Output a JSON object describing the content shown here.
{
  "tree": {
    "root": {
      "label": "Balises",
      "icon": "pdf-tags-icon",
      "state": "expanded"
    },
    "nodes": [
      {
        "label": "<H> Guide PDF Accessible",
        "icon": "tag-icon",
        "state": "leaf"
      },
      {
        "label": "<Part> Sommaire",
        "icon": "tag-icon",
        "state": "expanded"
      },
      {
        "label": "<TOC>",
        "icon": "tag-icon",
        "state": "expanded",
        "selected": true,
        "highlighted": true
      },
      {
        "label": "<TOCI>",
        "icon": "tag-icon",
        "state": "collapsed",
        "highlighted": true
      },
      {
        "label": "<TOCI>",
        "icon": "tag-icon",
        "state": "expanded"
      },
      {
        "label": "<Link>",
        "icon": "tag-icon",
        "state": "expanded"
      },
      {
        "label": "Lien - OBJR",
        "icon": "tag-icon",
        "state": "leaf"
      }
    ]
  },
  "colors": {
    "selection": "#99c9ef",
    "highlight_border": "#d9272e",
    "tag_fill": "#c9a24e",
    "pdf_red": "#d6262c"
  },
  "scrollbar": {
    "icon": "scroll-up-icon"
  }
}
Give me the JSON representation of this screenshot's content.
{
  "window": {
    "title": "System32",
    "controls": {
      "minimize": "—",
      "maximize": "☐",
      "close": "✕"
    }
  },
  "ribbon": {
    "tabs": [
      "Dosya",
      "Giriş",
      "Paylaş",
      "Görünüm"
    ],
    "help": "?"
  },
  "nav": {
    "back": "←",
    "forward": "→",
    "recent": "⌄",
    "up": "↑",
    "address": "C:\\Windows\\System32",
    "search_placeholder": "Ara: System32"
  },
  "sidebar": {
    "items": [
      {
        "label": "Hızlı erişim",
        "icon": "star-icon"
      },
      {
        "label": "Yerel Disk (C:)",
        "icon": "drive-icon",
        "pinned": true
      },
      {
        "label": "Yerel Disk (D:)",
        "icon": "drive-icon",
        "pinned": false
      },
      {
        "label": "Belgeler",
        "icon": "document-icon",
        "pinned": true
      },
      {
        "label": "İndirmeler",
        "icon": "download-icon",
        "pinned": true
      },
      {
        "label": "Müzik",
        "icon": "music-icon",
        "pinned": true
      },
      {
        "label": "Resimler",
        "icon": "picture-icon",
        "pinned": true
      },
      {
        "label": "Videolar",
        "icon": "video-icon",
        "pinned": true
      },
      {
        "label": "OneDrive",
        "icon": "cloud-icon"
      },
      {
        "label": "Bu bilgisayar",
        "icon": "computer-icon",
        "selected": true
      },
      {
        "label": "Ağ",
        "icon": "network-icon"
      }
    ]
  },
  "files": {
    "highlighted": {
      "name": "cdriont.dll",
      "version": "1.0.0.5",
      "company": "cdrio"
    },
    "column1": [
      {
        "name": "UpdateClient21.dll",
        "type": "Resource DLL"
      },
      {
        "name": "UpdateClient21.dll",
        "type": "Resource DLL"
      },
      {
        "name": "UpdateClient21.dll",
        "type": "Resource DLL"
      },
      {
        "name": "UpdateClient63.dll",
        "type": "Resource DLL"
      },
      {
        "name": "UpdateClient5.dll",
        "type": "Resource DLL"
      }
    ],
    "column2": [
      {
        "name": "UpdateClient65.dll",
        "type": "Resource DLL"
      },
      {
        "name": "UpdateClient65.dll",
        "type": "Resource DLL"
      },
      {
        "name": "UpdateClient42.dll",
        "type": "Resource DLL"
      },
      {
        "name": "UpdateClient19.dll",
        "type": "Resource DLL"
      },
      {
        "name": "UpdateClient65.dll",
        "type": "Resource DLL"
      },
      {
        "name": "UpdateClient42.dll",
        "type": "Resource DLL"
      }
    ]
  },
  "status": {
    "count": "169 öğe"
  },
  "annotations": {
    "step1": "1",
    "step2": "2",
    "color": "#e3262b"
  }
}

•••••

Required work: Restate the listing in full, word for word.

Solution:
Output a JSON object describing the content shown here.
{
  "tree": {
    "root": {
      "label": "Balises",
      "icon": "pdf-tags-icon",
      "state": "expanded"
    },
    "nodes": [
      {
        "label": "<H> Guide PDF Accessible",
        "icon": "tag-icon",
        "state": "leaf"
      },
      {
        "label": "<Part> Sommaire",
        "icon": "tag-icon",
        "state": "expanded"
      },
      {
        "label": "<TOC>",
        "icon": "tag-icon",
        "state": "expanded",
        "selected": true,
        "highlighted": true
      },
      {
        "label": "<TOCI>",
        "icon": "tag-icon",
        "state": "collapsed",
        "highlighted": true
      },
      {
        "label": "<TOCI>",
        "icon": "tag-icon",
        "state": "expanded"
      },
      {
        "label": "<Link>",
        "icon": "tag-icon",
        "state": "expanded"
      },
      {
        "label": "Lien - OBJR",
        "icon": "tag-icon",
        "state": "leaf"
      }
    ]
  },
  "colors": {
    "selection": "#99c9ef",
    "highlight_border": "#d9272e",
    "tag_fill": "#c9a24e",
    "pdf_red": "#d6262c"
  },
  "scrollbar": {
    "icon": "scroll-up-icon"
  }
}
Give me the JSON representation of this screenshot's content.
{
  "window": {
    "title": "System32",
    "controls": {
      "minimize": "—",
      "maximize": "☐",
      "close": "✕"
    }
  },
  "ribbon": {
    "tabs": [
      "Dosya",
      "Giriş",
      "Paylaş",
      "Görünüm"
    ],
    "help": "?"
  },
  "nav": {
    "back": "←",
    "forward": "→",
    "recent": "⌄",
    "up": "↑",
    "address": "C:\\Windows\\System32",
    "search_placeholder": "Ara: System32"
  },
  "sidebar": {
    "items": [
      {
        "label": "Hızlı erişim",
        "icon": "star-icon"
      },
      {
        "label": "Yerel Disk (C:)",
        "icon": "drive-icon",
        "pinned": true
      },
      {
        "label": "Yerel Disk (D:)",
        "icon": "drive-icon",
        "pinned": false
      },
      {
        "label": "Belgeler",
        "icon": "document-icon",
        "pinned": true
      },
      {
        "label": "İndirmeler",
        "icon": "download-icon",
        "pinned": true
      },
      {
        "label": "Müzik",
        "icon": "music-icon",
        "pinned": true
      },
      {
        "label": "Resimler",
        "icon": "picture-icon",
        "pinned": true
      },
      {
        "label": "Videolar",
        "icon": "video-icon",
        "pinned": true
      },
      {
        "label": "OneDrive",
        "icon": "cloud-icon"
      },
      {
        "label": "Bu bilgisayar",
        "icon": "computer-icon",
        "selected": true
      },
      {
        "label": "Ağ",
        "icon": "network-icon"
      }
    ]
  },
  "files": {
    "highlighted": {
      "name": "cdriont.dll",
      "version": "1.0.0.5",
      "company": "cdrio"
    },
    "column1": [
      {
        "name": "UpdateClient21.dll",
        "type": "Resource DLL"
      },
      {
        "name": "UpdateClient21.dll",
        "type": "Resource DLL"
      },
      {
        "name": "UpdateClient21.dll",
        "type": "Resource DLL"
      },
      {
        "name": "UpdateClient63.dll",
        "type": "Resource DLL"
      },
      {
        "name": "UpdateClient5.dll",
        "type": "Resource DLL"
      }
    ],
    "column2": [
      {
        "name": "UpdateClient65.dll",
        "type": "Resource DLL"
      },
      {
        "name": "UpdateClient65.dll",
        "type": "Resource DLL"
      },
      {
        "name": "UpdateClient42.dll",
        "type": "Resource DLL"
      },
      {
        "name": "UpdateClient19.dll",
        "type": "Resource DLL"
      },
      {
        "name": "UpdateClient65.dll",
        "type": "Resource DLL"
      },
      {
        "name": "UpdateClient42.dll",
        "type": "Resource DLL"
      }
    ]
  },
  "status": {
    "count": "169 öğe"
  },
  "annotations": {
    "step1": "1",
    "step2": "2",
    "color": "#e3262b"
  }
}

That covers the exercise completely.